**INSTRUCTION:** From the listing, collect all lines containing the word "Västra".
★ ★ ★
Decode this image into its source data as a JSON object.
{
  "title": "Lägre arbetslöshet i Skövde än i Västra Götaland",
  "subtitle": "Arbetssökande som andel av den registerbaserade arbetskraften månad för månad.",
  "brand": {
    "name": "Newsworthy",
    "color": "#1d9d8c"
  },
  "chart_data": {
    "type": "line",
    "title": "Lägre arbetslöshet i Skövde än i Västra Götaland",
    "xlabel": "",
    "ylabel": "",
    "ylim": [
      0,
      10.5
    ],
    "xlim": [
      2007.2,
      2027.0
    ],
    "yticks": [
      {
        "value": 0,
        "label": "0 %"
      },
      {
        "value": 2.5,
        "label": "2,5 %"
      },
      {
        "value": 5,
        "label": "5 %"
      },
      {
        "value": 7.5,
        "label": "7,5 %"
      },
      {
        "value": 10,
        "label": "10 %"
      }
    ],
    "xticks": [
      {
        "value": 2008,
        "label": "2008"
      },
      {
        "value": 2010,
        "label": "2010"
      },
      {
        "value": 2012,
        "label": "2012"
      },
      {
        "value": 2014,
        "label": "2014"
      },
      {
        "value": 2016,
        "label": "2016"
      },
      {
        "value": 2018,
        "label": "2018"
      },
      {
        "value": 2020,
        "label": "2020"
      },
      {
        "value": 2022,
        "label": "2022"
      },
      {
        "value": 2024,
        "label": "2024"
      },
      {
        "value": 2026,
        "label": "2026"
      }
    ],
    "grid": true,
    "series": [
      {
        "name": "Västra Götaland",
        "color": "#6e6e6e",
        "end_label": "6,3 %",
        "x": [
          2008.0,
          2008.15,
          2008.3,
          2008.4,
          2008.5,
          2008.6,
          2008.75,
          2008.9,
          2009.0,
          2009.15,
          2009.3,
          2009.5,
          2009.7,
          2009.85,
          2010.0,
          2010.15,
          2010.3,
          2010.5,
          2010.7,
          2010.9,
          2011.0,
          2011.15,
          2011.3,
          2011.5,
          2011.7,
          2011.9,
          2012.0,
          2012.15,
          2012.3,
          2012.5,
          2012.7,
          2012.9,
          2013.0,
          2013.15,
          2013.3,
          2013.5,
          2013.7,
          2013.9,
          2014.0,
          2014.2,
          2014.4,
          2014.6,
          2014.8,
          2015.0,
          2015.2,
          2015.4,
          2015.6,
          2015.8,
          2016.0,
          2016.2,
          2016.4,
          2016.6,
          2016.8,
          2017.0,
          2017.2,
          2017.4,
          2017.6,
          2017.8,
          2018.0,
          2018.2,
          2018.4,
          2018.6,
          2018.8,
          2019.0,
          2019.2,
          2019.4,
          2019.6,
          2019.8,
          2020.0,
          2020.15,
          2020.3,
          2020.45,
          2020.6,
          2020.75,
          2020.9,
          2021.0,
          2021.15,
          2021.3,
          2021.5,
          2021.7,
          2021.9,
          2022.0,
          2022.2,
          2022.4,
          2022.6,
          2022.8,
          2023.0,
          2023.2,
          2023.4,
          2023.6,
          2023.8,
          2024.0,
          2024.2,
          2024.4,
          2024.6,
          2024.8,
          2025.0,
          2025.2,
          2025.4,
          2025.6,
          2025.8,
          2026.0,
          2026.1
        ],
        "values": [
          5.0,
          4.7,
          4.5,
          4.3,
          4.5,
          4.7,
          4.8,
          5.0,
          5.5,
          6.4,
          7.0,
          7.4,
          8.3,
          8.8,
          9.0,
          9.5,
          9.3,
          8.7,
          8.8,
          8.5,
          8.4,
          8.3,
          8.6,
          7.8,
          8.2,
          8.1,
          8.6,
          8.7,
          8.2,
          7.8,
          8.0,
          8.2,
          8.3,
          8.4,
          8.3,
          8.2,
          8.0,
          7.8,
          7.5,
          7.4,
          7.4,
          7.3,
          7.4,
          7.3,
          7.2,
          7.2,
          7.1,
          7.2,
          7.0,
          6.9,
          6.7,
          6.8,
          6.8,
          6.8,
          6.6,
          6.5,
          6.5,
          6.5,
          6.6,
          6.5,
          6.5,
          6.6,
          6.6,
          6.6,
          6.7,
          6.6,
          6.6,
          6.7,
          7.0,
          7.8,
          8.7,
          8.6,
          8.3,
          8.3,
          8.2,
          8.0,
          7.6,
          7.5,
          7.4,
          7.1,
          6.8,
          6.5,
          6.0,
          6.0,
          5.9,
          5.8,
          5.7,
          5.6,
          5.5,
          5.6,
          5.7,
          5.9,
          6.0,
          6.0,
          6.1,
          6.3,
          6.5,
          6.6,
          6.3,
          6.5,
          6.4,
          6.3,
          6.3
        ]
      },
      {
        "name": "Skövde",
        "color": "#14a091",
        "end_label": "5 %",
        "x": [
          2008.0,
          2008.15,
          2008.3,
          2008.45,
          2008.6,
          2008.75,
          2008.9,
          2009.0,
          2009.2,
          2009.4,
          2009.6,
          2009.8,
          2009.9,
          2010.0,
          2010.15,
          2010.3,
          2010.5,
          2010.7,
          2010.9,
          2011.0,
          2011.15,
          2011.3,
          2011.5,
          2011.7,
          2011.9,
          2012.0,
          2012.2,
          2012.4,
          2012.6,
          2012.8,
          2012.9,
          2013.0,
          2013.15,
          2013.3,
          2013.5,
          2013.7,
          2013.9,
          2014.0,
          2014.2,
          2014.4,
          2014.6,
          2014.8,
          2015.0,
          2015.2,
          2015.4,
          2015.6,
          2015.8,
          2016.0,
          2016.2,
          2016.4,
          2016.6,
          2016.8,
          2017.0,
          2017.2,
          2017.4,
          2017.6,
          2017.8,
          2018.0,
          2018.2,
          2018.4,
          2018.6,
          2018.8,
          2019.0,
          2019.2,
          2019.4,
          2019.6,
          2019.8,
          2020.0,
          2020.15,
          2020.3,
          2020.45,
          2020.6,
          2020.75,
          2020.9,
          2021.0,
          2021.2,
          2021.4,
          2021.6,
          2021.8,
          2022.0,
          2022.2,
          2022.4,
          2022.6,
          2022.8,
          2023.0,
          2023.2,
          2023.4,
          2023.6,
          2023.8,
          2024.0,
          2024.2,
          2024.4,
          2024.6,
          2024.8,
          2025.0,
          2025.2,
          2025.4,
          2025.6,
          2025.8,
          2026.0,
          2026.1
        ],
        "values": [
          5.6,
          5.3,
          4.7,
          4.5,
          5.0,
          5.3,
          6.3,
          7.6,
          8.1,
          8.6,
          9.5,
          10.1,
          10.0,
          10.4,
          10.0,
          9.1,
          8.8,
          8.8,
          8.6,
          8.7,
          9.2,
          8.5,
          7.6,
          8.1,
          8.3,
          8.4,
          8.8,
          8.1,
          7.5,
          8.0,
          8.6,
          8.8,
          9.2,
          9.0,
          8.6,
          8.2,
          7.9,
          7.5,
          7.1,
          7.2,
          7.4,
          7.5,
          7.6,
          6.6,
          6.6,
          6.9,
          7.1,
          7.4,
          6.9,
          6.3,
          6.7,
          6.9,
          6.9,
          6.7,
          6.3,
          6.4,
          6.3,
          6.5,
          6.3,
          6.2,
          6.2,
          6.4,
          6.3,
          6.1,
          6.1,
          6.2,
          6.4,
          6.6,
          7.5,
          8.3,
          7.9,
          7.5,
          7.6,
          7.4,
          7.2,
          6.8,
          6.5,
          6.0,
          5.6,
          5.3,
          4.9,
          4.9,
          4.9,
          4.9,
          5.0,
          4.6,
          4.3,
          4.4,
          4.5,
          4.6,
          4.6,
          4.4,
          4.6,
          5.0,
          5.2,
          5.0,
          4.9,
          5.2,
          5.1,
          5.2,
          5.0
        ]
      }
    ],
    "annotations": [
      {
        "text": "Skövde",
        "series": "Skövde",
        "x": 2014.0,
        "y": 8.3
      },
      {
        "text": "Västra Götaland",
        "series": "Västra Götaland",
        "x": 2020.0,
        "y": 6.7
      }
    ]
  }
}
★ ★ ★
**OUTPUT OF THE EXERCISE:**
  "title": "Lägre arbetslöshet i Skövde än i Västra Götaland",
    "title": "Lägre arbetslöshet i Skövde än i Västra Götaland",
        "name": "Västra Götaland",
        "text": "Västra Götaland",
        "series": "Västra Götaland",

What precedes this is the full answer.